--- start ---

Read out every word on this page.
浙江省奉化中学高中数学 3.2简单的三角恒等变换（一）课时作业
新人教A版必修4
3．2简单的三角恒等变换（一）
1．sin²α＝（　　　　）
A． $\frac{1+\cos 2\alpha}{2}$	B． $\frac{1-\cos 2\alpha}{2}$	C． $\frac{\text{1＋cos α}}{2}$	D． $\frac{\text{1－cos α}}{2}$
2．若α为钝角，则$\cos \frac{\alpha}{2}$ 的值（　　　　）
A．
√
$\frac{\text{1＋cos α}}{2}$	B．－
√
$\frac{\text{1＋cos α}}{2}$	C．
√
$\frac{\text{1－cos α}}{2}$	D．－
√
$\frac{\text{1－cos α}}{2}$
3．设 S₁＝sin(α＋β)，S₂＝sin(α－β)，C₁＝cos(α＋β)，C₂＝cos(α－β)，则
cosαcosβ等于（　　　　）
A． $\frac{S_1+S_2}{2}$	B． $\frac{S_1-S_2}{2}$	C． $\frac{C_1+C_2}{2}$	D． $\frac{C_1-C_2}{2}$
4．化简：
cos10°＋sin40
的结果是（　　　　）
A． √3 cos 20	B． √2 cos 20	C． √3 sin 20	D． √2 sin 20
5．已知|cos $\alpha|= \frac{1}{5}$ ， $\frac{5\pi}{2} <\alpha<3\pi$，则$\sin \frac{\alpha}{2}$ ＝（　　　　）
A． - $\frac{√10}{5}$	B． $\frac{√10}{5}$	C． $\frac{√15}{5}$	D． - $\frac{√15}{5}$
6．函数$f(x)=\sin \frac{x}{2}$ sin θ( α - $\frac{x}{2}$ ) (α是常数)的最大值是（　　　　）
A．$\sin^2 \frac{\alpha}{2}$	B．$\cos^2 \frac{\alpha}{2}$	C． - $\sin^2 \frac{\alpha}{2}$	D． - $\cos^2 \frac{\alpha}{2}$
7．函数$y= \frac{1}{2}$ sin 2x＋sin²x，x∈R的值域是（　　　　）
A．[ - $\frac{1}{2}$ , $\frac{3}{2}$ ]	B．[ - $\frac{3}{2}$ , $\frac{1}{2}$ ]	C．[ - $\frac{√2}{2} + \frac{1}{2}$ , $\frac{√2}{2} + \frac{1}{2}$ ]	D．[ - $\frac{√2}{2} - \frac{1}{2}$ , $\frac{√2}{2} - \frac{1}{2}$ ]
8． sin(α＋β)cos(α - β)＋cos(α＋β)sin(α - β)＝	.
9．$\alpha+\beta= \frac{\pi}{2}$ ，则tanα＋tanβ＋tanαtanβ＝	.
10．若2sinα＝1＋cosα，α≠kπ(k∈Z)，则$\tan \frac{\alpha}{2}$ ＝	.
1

--- end ---

Take every line that includes the string "text" and copy it.

A． $\frac{1+\cos 2\alpha}{2}$	B． $\frac{1-\cos 2\alpha}{2}$	C． $\frac{\text{1＋cos α}}{2}$	D． $\frac{\text{1－cos α}}{2}$
$\frac{\text{1＋cos α}}{2}$	B．－
$\frac{\text{1＋cos α}}{2}$	C．
$\frac{\text{1－cos α}}{2}$	D．－
$\frac{\text{1－cos α}}{2}$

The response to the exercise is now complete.